• **Given instruction**
Transcribe the whole listing without a single picture.

• **Records shown**
┌──

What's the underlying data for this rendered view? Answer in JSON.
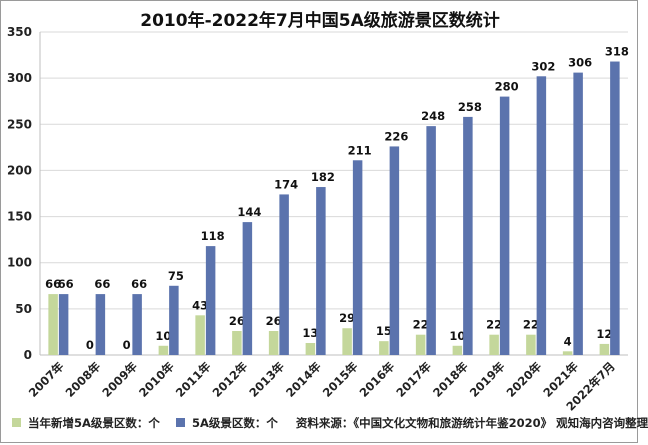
{
  "chart_data": {
    "type": "bar",
    "title": "2010年-2022年7月中国5A级旅游景区数统计",
    "categories": [
      "2007年",
      "2008年",
      "2009年",
      "2010年",
      "2011年",
      "2012年",
      "2013年",
      "2014年",
      "2015年",
      "2016年",
      "2017年",
      "2018年",
      "2019年",
      "2020年",
      "2021年",
      "2022年7月"
    ],
    "series": [
      {
        "name": "当年新增5A级景区数：个",
        "color": "#c4d79b",
        "values": [
          66,
          0,
          0,
          10,
          43,
          26,
          26,
          13,
          29,
          15,
          22,
          10,
          22,
          22,
          4,
          12
        ]
      },
      {
        "name": "5A级景区数：个",
        "color": "#5b73ad",
        "values": [
          66,
          66,
          66,
          75,
          118,
          144,
          174,
          182,
          211,
          226,
          248,
          258,
          280,
          302,
          306,
          318
        ]
      }
    ],
    "ylim": [
      0,
      350
    ],
    "yticks": [
      0,
      50,
      100,
      150,
      200,
      250,
      300,
      350
    ],
    "grid": true,
    "legend_position": "bottom-left"
  },
  "source_text": "资料来源：《中国文化文物和旅游统计年鉴2020》 观知海内咨询整理"
}
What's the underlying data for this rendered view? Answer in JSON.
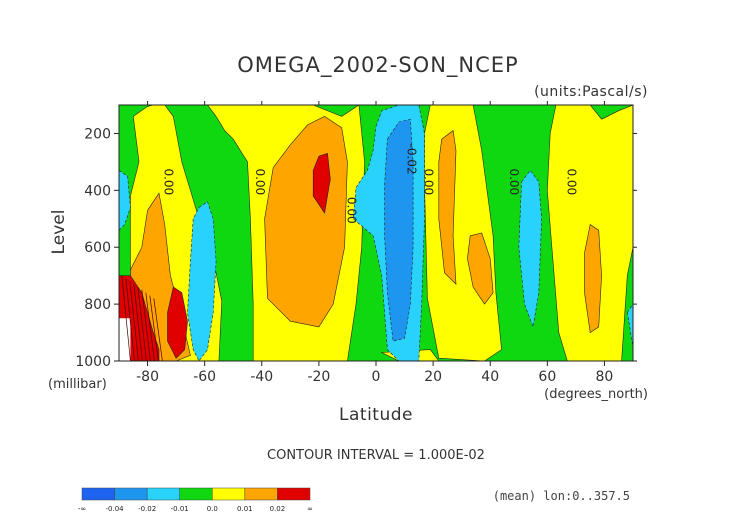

└──

• **Written solution**
What's the underlying data for this rendered view? Answer in JSON.
{
  "chart_data": {
    "type": "bar",
    "title": "2010年-2022年7月中国5A级旅游景区数统计",
    "categories": [
      "2007年",
      "2008年",
      "2009年",
      "2010年",
      "2011年",
      "2012年",
      "2013年",
      "2014年",
      "2015年",
      "2016年",
      "2017年",
      "2018年",
      "2019年",
      "2020年",
      "2021年",
      "2022年7月"
    ],
    "series": [
      {
        "name": "当年新增5A级景区数：个",
        "color": "#c4d79b",
        "values": [
          66,
          0,
          0,
          10,
          43,
          26,
          26,
          13,
          29,
          15,
          22,
          10,
          22,
          22,
          4,
          12
        ]
      },
      {
        "name": "5A级景区数：个",
        "color": "#5b73ad",
        "values": [
          66,
          66,
          66,
          75,
          118,
          144,
          174,
          182,
          211,
          226,
          248,
          258,
          280,
          302,
          306,
          318
        ]
      }
    ],
    "ylim": [
      0,
      350
    ],
    "yticks": [
      0,
      50,
      100,
      150,
      200,
      250,
      300,
      350
    ],
    "grid": true,
    "legend_position": "bottom-left"
  },
  "source_text": "资料来源：《中国文化文物和旅游统计年鉴2020》 观知海内咨询整理"
}
What's the underlying data for this rendered view? Answer in JSON.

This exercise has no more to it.